*** READING TEXT ***

Gallagher Healthcare :: Industry Insights
By Robert C. Hall | 10/18/2016

MACRA created a two-path payment system. Eligible Professionals (EPs), physician(s), and allied professionals can choose either the Merit-Based Incentive Program (MIPS), or the Alternative Payment Models (APMs). CMS’ stated goal for these payment options, noted from their website, is: “The MACRA QPP will help us to move more quickly toward our goal of paying for value and better care.” 

But what do the words, “quality” and “value” really mean, especially within the context of healthcare delivery? 

Carolyn M. Clancy, M.D., Director of the Agency for Health Care Research and Quality, said in her March 18, 2009 testimony before the United States Senate Subcommittee on Healthcare, “Simply put, healthcare quality is getting the right care to the right patient at the right time—every time. There are three basic dimensions to this: structure, process, and outcome.

As Harvard Business School professor Michael E. Porter wrote in his article, “What Is Value in Health Care?”, which was published December 23, 2010 in the New England Journal of Medicine (NEJAMA), “…value [is] defined as the health outcomes achieved per dollar spent.” He then went on to say that, “Since value depends on results, not inputs, value in health care is measured by the outcomes achieved, not the volume of services delivered, and shifting from volume to value is a central challenge.”

But Professor Porter’s definition of an “outcome” might be the biggest surprise. 

In the same NEJAMA article, he says, “Outcomes, the numerator for the value equation, are inherently condition-specific and multidimensional. For any medical condition, no single outcome captures the results of care. Cost, the equation’s denominator, refers to the total costs of the full cycle of care for the patient’s medical condition, not the cost of individual services. To reduce cost, the best approach is often to spend more on some services to reduce the need for others.”

*** RECORD EXTRACTS ***

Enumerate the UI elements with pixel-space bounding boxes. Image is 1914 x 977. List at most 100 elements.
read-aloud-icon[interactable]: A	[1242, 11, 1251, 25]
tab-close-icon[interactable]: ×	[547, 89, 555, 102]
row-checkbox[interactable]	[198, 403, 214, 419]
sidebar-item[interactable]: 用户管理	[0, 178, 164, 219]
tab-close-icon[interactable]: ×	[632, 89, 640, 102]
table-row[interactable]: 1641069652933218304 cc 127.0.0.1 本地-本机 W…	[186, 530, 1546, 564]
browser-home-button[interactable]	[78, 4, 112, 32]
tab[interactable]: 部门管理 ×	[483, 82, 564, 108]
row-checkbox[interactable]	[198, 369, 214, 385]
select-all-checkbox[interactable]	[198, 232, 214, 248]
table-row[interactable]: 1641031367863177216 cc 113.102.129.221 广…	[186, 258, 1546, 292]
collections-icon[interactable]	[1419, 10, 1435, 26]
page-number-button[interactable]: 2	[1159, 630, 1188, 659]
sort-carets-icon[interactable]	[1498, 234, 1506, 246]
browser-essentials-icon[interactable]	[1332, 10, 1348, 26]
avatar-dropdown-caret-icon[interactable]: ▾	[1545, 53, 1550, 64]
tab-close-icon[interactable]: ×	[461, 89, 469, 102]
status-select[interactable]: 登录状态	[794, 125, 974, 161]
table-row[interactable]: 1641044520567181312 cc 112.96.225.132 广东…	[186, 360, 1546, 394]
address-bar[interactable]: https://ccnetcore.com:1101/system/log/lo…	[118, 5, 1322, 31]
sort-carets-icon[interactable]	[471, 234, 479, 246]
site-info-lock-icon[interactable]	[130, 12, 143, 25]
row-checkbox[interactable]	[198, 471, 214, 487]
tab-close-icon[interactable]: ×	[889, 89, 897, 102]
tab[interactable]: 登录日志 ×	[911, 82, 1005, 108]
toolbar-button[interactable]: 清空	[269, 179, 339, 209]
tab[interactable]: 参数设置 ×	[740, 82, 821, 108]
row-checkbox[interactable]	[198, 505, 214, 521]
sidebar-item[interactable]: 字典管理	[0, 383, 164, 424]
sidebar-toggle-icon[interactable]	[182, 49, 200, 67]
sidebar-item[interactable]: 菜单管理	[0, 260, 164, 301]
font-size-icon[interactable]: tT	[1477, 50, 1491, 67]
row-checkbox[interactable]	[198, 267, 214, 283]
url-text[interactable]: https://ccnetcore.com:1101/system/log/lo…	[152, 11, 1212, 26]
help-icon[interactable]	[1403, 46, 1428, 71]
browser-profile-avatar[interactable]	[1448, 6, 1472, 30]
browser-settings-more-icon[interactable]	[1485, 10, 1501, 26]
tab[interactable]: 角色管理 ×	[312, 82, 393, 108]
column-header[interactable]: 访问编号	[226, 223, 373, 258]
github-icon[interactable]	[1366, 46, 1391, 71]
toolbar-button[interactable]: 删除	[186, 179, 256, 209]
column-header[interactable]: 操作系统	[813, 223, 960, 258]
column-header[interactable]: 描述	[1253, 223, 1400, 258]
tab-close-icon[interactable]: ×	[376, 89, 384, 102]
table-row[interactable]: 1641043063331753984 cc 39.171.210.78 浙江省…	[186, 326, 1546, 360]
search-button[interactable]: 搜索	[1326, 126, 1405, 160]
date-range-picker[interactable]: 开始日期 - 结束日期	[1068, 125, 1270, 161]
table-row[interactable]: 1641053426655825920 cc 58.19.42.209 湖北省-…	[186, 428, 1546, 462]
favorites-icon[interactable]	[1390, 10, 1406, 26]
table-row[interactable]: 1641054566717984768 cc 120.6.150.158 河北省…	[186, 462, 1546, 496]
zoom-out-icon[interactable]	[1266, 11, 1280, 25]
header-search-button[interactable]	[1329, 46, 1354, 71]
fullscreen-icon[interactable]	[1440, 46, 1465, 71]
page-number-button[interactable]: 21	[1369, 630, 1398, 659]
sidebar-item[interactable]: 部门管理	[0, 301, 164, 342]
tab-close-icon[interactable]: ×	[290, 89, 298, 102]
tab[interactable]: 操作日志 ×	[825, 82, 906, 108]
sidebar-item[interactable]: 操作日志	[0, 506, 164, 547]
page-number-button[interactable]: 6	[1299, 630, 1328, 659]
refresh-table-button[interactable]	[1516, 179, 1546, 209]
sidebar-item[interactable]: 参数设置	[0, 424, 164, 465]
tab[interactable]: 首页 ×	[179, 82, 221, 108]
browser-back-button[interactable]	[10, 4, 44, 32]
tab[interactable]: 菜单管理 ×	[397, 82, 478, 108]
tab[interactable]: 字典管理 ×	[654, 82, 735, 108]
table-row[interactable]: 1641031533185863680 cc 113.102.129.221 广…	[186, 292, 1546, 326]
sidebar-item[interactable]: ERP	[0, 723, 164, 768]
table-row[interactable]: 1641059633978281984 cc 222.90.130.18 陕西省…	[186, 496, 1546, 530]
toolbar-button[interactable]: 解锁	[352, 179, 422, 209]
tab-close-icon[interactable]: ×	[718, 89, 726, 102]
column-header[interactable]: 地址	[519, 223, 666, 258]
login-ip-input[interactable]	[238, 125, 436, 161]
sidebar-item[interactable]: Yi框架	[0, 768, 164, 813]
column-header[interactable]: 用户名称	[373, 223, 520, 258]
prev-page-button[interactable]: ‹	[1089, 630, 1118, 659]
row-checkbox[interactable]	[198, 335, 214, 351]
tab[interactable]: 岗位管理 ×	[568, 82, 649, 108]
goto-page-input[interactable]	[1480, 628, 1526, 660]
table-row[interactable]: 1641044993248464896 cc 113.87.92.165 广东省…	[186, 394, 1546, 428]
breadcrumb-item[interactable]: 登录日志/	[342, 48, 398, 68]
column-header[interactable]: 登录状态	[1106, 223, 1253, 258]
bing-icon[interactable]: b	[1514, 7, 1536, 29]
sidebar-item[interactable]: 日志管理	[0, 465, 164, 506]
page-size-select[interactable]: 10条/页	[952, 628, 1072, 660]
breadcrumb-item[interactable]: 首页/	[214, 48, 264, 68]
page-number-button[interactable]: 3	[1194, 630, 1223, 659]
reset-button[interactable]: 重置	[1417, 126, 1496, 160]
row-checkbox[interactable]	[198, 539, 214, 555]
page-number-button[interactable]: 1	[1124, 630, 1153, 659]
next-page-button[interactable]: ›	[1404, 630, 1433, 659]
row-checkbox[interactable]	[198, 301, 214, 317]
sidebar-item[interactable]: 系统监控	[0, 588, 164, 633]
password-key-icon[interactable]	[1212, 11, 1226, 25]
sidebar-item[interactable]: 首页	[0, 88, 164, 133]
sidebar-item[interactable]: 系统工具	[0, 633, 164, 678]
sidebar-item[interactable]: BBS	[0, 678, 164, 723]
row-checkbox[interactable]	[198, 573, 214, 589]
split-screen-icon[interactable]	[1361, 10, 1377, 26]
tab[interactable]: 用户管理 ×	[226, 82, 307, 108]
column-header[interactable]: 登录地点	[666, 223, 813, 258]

***

» PROBLEM REQUIREMENTS:
Answer these questions from the healthcare payment article:
1. Which two payment options did MACRA create?
2. What three basic dimensions of healthcare quality did Carolyn M. Clancy name?
3. In Porter's value equation, what does cost refer to?

» EXPECTED OUTPUT:
1. The Merit-Based Incentive Program (MIPS) and the Alternative Payment Models (APMs).
2. Structure, process, and outcome.
3. The total costs of the full cycle of care for the patient's medical condition, not the cost of individual services.